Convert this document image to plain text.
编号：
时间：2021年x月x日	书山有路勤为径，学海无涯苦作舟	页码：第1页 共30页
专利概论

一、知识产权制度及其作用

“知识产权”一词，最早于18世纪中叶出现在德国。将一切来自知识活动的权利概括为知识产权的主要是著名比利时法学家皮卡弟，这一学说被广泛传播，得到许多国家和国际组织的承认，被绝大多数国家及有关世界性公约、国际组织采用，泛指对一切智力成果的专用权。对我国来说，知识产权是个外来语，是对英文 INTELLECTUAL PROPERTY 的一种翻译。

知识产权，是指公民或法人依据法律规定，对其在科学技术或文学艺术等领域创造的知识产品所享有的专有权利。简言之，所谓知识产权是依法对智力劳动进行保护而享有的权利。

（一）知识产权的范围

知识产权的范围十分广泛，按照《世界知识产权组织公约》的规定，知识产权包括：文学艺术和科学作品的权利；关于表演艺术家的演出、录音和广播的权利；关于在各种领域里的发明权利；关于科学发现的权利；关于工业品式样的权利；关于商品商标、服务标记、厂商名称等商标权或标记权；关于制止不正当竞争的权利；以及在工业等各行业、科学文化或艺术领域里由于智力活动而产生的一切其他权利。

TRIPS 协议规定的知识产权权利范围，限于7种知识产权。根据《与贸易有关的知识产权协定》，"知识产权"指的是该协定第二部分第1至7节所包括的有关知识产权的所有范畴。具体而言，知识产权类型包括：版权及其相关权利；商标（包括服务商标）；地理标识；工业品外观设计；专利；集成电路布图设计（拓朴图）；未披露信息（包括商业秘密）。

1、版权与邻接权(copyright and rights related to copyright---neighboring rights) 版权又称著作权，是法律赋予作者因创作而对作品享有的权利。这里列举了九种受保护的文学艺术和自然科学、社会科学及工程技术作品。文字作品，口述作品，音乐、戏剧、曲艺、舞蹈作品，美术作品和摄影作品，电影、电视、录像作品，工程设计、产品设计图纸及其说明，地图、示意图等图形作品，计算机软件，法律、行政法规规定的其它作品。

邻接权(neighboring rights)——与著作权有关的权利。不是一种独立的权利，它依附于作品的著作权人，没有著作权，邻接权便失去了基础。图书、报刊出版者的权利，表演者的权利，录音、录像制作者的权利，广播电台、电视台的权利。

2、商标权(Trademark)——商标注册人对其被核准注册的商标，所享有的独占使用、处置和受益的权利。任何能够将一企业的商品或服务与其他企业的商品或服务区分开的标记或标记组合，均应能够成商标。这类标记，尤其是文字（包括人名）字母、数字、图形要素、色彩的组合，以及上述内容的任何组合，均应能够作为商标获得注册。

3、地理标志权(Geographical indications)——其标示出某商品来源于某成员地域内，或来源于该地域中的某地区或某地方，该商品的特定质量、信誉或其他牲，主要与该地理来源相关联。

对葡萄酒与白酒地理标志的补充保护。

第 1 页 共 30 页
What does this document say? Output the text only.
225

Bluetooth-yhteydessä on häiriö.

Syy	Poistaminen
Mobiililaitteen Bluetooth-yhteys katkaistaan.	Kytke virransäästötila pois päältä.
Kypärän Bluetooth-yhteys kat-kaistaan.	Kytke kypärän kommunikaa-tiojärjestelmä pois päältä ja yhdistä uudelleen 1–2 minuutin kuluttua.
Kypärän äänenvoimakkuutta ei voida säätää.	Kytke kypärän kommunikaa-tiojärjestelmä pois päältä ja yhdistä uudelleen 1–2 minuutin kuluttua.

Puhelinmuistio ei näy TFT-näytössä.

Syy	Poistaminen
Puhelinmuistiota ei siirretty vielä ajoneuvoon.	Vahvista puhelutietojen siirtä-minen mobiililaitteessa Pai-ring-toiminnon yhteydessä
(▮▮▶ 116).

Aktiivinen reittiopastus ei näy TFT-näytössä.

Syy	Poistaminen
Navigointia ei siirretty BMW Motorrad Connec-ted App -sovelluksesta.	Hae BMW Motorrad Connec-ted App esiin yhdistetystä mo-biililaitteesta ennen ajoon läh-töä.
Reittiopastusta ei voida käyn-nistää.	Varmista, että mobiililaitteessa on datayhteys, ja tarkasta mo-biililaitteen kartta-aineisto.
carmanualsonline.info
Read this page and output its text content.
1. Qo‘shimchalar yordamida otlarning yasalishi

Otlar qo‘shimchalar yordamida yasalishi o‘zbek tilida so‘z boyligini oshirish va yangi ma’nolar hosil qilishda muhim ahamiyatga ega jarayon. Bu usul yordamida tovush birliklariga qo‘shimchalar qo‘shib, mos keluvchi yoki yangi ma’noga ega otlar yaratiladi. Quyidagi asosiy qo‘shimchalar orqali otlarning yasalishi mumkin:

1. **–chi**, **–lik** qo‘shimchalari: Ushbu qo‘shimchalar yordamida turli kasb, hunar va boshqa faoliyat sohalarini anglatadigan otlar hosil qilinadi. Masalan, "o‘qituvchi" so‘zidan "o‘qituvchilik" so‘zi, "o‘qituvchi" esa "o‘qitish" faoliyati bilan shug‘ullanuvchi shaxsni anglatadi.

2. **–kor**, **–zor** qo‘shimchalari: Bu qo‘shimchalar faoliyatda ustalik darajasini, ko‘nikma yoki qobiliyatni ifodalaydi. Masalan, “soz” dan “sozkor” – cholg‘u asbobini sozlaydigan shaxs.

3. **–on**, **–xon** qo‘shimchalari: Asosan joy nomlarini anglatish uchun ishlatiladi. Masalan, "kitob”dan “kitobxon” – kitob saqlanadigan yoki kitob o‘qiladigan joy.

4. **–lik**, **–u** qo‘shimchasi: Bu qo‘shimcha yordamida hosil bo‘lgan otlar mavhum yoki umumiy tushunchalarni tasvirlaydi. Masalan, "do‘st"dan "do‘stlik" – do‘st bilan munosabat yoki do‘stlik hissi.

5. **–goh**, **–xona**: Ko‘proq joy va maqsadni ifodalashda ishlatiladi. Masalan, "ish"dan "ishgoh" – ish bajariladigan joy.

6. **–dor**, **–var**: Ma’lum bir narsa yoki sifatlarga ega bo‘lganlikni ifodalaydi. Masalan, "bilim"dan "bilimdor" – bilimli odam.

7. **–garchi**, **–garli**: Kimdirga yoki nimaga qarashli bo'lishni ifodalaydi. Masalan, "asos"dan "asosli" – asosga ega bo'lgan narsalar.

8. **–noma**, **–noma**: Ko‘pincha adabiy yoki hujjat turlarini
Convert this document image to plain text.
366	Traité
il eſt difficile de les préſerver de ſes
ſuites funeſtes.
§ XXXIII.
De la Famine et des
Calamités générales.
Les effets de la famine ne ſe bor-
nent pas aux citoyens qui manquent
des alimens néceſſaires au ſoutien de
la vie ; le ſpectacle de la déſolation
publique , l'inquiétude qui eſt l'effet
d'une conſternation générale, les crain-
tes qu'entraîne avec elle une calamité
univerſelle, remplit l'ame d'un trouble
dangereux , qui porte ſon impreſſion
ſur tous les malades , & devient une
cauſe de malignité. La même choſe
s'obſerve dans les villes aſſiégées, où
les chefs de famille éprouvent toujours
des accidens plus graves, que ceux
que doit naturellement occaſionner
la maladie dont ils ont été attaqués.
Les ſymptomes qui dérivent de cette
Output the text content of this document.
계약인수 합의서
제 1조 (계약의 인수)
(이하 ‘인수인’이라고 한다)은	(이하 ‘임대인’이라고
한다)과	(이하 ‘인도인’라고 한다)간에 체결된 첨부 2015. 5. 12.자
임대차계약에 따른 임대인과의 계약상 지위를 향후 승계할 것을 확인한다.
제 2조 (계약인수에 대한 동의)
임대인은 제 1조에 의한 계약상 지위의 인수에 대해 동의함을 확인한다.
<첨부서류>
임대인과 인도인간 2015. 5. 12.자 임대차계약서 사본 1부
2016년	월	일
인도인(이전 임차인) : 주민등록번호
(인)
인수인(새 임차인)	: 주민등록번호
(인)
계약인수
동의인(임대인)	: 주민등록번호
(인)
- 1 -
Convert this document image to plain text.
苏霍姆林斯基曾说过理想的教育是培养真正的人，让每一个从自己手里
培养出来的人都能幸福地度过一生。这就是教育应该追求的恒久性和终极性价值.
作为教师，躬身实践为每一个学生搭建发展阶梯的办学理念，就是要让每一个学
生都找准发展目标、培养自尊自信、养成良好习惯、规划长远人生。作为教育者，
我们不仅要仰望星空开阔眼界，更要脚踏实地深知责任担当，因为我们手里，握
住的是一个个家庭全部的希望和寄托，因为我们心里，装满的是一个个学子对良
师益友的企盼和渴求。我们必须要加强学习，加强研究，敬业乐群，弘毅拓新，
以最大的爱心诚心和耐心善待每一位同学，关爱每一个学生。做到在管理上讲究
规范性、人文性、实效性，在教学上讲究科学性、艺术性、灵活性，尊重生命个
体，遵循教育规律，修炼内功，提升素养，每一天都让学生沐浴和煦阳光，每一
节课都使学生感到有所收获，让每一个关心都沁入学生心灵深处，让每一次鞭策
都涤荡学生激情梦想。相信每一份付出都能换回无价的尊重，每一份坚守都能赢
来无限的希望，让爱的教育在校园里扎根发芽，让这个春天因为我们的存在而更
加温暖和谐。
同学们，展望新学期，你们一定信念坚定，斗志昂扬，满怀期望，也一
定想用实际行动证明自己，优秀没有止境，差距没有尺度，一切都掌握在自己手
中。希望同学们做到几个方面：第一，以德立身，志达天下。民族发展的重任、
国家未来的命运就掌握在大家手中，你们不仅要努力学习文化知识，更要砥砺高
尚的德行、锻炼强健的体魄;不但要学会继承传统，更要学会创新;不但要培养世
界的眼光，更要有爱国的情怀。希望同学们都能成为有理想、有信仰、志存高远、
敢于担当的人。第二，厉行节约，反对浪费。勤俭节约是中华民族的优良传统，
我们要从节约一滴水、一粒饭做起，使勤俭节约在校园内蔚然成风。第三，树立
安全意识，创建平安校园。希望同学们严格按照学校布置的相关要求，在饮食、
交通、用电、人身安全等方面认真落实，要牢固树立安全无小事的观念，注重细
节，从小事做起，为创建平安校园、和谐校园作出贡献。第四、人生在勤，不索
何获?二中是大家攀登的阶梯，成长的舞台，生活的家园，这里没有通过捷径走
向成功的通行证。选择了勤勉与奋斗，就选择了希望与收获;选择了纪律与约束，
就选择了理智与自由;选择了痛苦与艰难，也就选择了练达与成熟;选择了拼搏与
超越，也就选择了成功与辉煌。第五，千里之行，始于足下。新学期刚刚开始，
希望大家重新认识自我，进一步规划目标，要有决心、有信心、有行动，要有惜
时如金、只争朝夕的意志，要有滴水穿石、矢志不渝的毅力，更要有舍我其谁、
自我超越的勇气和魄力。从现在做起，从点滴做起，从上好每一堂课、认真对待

Prompt: State how many lines of the listing above include the word "kypärän". Give nothing but the number.

Response to the task: 2